Goal: Give every line of the rows below as a Markdown table with two columns, No. and Line. Number the lines in order under No., put each line's text under Line, and leave out blank lines.

— BEGIN Material provided —

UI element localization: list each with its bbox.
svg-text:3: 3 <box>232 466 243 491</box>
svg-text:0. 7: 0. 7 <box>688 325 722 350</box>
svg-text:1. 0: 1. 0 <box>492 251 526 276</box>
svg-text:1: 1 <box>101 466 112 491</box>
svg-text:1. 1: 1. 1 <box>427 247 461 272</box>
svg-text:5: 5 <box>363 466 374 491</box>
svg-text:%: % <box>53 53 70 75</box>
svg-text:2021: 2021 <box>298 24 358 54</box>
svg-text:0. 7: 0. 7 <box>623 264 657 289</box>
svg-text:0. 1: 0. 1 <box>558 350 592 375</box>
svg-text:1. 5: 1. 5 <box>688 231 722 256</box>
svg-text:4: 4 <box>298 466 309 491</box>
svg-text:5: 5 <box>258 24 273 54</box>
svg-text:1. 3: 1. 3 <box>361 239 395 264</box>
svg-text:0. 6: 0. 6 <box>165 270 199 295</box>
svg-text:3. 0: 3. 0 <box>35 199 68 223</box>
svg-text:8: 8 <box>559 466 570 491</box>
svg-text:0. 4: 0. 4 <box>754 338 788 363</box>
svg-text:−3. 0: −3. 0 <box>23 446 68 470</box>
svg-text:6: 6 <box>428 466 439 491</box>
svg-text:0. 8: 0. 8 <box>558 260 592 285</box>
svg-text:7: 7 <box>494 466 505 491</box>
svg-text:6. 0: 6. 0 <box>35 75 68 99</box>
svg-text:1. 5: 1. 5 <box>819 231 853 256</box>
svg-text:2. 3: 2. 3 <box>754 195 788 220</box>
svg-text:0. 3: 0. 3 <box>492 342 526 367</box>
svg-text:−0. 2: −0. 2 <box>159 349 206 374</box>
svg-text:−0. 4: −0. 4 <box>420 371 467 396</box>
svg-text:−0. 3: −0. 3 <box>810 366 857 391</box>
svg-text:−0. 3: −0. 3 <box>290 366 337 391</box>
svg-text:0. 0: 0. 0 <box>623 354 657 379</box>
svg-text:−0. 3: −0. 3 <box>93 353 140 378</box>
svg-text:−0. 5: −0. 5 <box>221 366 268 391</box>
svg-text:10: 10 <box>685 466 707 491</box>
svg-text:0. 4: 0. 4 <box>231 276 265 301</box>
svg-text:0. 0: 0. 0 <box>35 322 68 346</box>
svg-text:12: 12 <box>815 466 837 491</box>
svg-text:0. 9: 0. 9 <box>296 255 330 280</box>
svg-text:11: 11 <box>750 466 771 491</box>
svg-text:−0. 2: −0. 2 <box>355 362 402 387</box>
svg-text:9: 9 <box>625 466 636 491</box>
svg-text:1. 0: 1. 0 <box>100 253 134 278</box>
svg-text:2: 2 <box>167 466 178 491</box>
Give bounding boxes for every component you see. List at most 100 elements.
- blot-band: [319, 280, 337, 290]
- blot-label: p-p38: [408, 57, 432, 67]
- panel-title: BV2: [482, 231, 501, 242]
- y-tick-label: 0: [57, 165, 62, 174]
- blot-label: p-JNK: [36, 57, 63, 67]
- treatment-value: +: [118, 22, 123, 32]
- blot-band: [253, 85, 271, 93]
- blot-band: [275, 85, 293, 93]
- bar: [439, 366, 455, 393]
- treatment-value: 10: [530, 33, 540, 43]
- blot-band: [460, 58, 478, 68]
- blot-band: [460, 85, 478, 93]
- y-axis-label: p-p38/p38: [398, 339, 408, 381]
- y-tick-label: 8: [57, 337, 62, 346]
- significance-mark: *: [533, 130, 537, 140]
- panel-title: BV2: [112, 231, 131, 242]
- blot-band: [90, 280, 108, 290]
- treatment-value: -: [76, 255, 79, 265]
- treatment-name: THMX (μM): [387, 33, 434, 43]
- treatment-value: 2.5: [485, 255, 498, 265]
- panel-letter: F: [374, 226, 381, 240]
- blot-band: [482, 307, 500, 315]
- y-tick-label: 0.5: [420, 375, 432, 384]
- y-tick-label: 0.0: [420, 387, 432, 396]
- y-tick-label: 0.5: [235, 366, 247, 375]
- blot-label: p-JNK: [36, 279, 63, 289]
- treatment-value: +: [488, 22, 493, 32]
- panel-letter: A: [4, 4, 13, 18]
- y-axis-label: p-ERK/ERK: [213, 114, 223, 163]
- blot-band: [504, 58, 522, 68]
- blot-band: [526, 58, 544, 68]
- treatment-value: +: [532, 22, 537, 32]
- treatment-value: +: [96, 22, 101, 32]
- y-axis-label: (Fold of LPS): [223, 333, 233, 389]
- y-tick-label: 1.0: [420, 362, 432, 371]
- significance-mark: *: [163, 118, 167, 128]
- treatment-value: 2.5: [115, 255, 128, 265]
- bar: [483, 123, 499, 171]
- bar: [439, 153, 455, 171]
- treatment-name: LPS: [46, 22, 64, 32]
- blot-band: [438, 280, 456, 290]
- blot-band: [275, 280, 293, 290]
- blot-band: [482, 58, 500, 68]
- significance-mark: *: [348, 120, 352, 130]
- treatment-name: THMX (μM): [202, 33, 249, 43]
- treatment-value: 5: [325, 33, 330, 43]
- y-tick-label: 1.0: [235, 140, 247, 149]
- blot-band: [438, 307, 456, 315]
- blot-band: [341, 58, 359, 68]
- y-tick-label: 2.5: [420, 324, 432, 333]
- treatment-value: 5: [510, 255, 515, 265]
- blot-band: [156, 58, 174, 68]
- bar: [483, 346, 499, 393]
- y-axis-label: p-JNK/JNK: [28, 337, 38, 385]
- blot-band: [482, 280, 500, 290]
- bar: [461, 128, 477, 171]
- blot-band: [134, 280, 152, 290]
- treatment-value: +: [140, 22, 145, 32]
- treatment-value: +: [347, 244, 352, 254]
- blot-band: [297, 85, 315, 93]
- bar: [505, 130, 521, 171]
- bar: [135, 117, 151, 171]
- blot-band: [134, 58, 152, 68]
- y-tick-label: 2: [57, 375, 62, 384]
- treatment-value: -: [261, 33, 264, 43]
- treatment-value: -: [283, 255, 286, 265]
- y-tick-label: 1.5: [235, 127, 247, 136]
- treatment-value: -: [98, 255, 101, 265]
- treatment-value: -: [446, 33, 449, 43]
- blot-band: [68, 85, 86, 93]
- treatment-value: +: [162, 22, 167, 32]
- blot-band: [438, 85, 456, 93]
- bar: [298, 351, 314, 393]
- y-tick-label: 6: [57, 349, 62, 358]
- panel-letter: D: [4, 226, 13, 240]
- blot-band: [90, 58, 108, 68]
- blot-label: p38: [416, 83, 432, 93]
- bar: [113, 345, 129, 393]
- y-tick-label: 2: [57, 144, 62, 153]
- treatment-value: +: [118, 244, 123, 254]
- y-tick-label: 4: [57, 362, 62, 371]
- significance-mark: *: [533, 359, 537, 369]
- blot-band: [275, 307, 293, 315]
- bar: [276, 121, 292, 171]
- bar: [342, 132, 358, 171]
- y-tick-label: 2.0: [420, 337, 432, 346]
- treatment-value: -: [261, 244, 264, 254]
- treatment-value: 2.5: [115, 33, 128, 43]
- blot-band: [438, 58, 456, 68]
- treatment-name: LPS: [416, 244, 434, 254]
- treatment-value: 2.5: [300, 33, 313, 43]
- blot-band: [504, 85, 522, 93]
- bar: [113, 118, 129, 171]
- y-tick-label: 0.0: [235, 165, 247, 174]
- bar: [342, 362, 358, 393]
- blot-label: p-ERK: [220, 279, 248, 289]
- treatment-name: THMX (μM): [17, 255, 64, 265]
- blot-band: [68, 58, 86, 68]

— END Material provided —

Exercise response:
| No. | Line |
|---|---|
| 1 | UI element localization: list each with its bbox. |
| 2 | svg-text:3: 3 <box>232 466 243 491</box> |
| 3 | svg-text:0. 7: 0. 7 <box>688 325 722 350</box> |
| 4 | svg-text:1. 0: 1. 0 <box>492 251 526 276</box> |
| 5 | svg-text:1: 1 <box>101 466 112 491</box> |
| 6 | svg-text:1. 1: 1. 1 <box>427 247 461 272</box> |
| 7 | svg-text:5: 5 <box>363 466 374 491</box> |
| 8 | svg-text:%: % <box>53 53 70 75</box> |
| 9 | svg-text:2021: 2021 <box>298 24 358 54</box> |
| 10 | svg-text:0. 7: 0. 7 <box>623 264 657 289</box> |
| 11 | svg-text:0. 1: 0. 1 <box>558 350 592 375</box> |
| 12 | svg-text:1. 5: 1. 5 <box>688 231 722 256</box> |
| 13 | svg-text:4: 4 <box>298 466 309 491</box> |
| 14 | svg-text:5: 5 <box>258 24 273 54</box> |
| 15 | svg-text:1. 3: 1. 3 <box>361 239 395 264</box> |
| 16 | svg-text:0. 6: 0. 6 <box>165 270 199 295</box> |
| 17 | svg-text:3. 0: 3. 0 <box>35 199 68 223</box> |
| 18 | svg-text:8: 8 <box>559 466 570 491</box> |
| 19 | svg-text:0. 4: 0. 4 <box>754 338 788 363</box> |
| 20 | svg-text:−3. 0: −3. 0 <box>23 446 68 470</box> |
| 21 | svg-text:6: 6 <box>428 466 439 491</box> |
| 22 | svg-text:0. 8: 0. 8 <box>558 260 592 285</box> |
| 23 | svg-text:7: 7 <box>494 466 505 491</box> |
| 24 | svg-text:6. 0: 6. 0 <box>35 75 68 99</box> |
| 25 | svg-text:1. 5: 1. 5 <box>819 231 853 256</box> |
| 26 | svg-text:2. 3: 2. 3 <box>754 195 788 220</box> |
| 27 | svg-text:0. 3: 0. 3 <box>492 342 526 367</box> |
| 28 | svg-text:−0. 2: −0. 2 <box>159 349 206 374</box> |
| 29 | svg-text:−0. 4: −0. 4 <box>420 371 467 396</box> |
| 30 | svg-text:−0. 3: −0. 3 <box>810 366 857 391</box> |
| 31 | svg-text:−0. 3: −0. 3 <box>290 366 337 391</box> |
| 32 | svg-text:0. 0: 0. 0 <box>623 354 657 379</box> |
| 33 | svg-text:−0. 3: −0. 3 <box>93 353 140 378</box> |
| 34 | svg-text:−0. 5: −0. 5 <box>221 366 268 391</box> |
| 35 | svg-text:10: 10 <box>685 466 707 491</box> |
| 36 | svg-text:0. 4: 0. 4 <box>231 276 265 301</box> |
| 37 | svg-text:0. 0: 0. 0 <box>35 322 68 346</box> |
| 38 | svg-text:12: 12 <box>815 466 837 491</box> |
| 39 | svg-text:0. 9: 0. 9 <box>296 255 330 280</box> |
| 40 | svg-text:11: 11 <box>750 466 771 491</box> |
| 41 | svg-text:−0. 2: −0. 2 <box>355 362 402 387</box> |
| 42 | svg-text:9: 9 <box>625 466 636 491</box> |
| 43 | svg-text:1. 0: 1. 0 <box>100 253 134 278</box> |
| 44 | svg-text:2: 2 <box>167 466 178 491</box> |
| 45 | Give bounding boxes for every component you see. List at most 100 elements. |
| 46 | - blot-band: [319, 280, 337, 290] |
| 47 | - blot-label: p-p38: [408, 57, 432, 67] |
| 48 | - panel-title: BV2: [482, 231, 501, 242] |
| 49 | - y-tick-label: 0: [57, 165, 62, 174] |
| 50 | - blot-label: p-JNK: [36, 57, 63, 67] |
| 51 | - treatment-value: +: [118, 22, 123, 32] |
| 52 | - blot-band: [253, 85, 271, 93] |
| 53 | - blot-band: [275, 85, 293, 93] |
| 54 | - bar: [439, 366, 455, 393] |
| 55 | - treatment-value: 10: [530, 33, 540, 43] |
| 56 | - blot-band: [460, 58, 478, 68] |
| 57 | - blot-band: [460, 85, 478, 93] |
| 58 | - y-axis-label: p-p38/p38: [398, 339, 408, 381] |
| 59 | - y-tick-label: 8: [57, 337, 62, 346] |
| 60 | - significance-mark: *: [533, 130, 537, 140] |
| 61 | - panel-title: BV2: [112, 231, 131, 242] |
| 62 | - blot-band: [90, 280, 108, 290] |
| 63 | - treatment-value: -: [76, 255, 79, 265] |
| 64 | - treatment-name: THMX (μM): [387, 33, 434, 43] |
| 65 | - treatment-value: 2.5: [485, 255, 498, 265] |
| 66 | - panel-letter: F: [374, 226, 381, 240] |
| 67 | - blot-band: [482, 307, 500, 315] |
| 68 | - y-tick-label: 0.5: [420, 375, 432, 384] |
| 69 | - y-tick-label: 0.0: [420, 387, 432, 396] |
| 70 | - y-tick-label: 0.5: [235, 366, 247, 375] |
| 71 | - blot-label: p-JNK: [36, 279, 63, 289] |
| 72 | - treatment-value: +: [488, 22, 493, 32] |
| 73 | - panel-letter: A: [4, 4, 13, 18] |
| 74 | - y-axis-label: p-ERK/ERK: [213, 114, 223, 163] |
| 75 | - blot-band: [504, 58, 522, 68] |
| 76 | - blot-band: [526, 58, 544, 68] |
| 77 | - treatment-value: +: [532, 22, 537, 32] |
| 78 | - treatment-value: +: [96, 22, 101, 32] |
| 79 | - y-axis-label: (Fold of LPS): [223, 333, 233, 389] |
| 80 | - y-tick-label: 1.0: [420, 362, 432, 371] |
| 81 | - significance-mark: *: [163, 118, 167, 128] |
| 82 | - treatment-value: 2.5: [115, 255, 128, 265] |
| 83 | - bar: [483, 123, 499, 171] |
| 84 | - bar: [439, 153, 455, 171] |
| 85 | - treatment-name: LPS: [46, 22, 64, 32] |
| 86 | - blot-band: [438, 280, 456, 290] |
| 87 | - blot-band: [275, 280, 293, 290] |
| 88 | - blot-band: [482, 58, 500, 68] |
| 89 | - significance-mark: *: [348, 120, 352, 130] |
| 90 | - treatment-name: THMX (μM): [202, 33, 249, 43] |
| 91 | - treatment-value: 5: [325, 33, 330, 43] |
| 92 | - y-tick-label: 1.0: [235, 140, 247, 149] |
| 93 | - blot-band: [438, 307, 456, 315] |
| 94 | - blot-band: [341, 58, 359, 68] |
| 95 | - y-tick-label: 2.5: [420, 324, 432, 333] |
| 96 | - treatment-value: 5: [510, 255, 515, 265] |
| 97 | - blot-band: [156, 58, 174, 68] |
| 98 | - bar: [483, 346, 499, 393] |
| 99 | - y-axis-label: p-JNK/JNK: [28, 337, 38, 385] |
| 100 | - blot-band: [482, 280, 500, 290] |
| 101 | - bar: [461, 128, 477, 171] |
| 102 | - blot-band: [134, 280, 152, 290] |
| 103 | - treatment-value: +: [140, 22, 145, 32] |
| 104 | - treatment-value: +: [347, 244, 352, 254] |
| 105 | - blot-band: [297, 85, 315, 93] |
| 106 | - bar: [505, 130, 521, 171] |
| 107 | - bar: [135, 117, 151, 171] |
| 108 | - blot-band: [134, 58, 152, 68] |
| 109 | - y-tick-label: 2: [57, 375, 62, 384] |
| 110 | - treatment-value: -: [261, 33, 264, 43] |
| 111 | - treatment-value: -: [283, 255, 286, 265] |
| 112 | - y-tick-label: 1.5: [235, 127, 247, 136] |
| 113 | - treatment-value: -: [98, 255, 101, 265] |
| 114 | - treatment-value: -: [446, 33, 449, 43] |
| 115 | - blot-band: [68, 85, 86, 93] |
| 116 | - treatment-value: +: [162, 22, 167, 32] |
| 117 | - blot-band: [438, 85, 456, 93] |
| 118 | - bar: [298, 351, 314, 393] |
| 119 | - y-tick-label: 6: [57, 349, 62, 358] |
| 120 | - panel-letter: D: [4, 226, 13, 240] |
| 121 | - blot-band: [90, 58, 108, 68] |
| 122 | - blot-label: p38: [416, 83, 432, 93] |
| 123 | - bar: [113, 345, 129, 393] |
| 124 | - y-tick-label: 2: [57, 144, 62, 153] |
| 125 | - treatment-value: +: [118, 244, 123, 254] |
| 126 | - y-tick-label: 4: [57, 362, 62, 371] |
| 127 | - significance-mark: *: [533, 359, 537, 369] |
| 128 | - blot-band: [275, 307, 293, 315] |
| 129 | - bar: [276, 121, 292, 171] |
| 130 | - bar: [342, 132, 358, 171] |
| 131 | - y-tick-label: 2.0: [420, 337, 432, 346] |
| 132 | - treatment-value: -: [261, 244, 264, 254] |
| 133 | - treatment-value: 2.5: [115, 33, 128, 43] |
| 134 | - blot-band: [438, 58, 456, 68] |
| 135 | - treatment-name: LPS: [416, 244, 434, 254] |
| 136 | - treatment-value: 2.5: [300, 33, 313, 43] |
| 137 | - blot-band: [504, 85, 522, 93] |
| 138 | - bar: [113, 118, 129, 171] |
| 139 | - y-tick-label: 0.0: [235, 165, 247, 174] |
| 140 | - bar: [342, 362, 358, 393] |
| 141 | - blot-label: p-ERK: [220, 279, 248, 289] |
| 142 | - treatment-name: THMX (μM): [17, 255, 64, 265] |
| 143 | - blot-band: [68, 58, 86, 68] |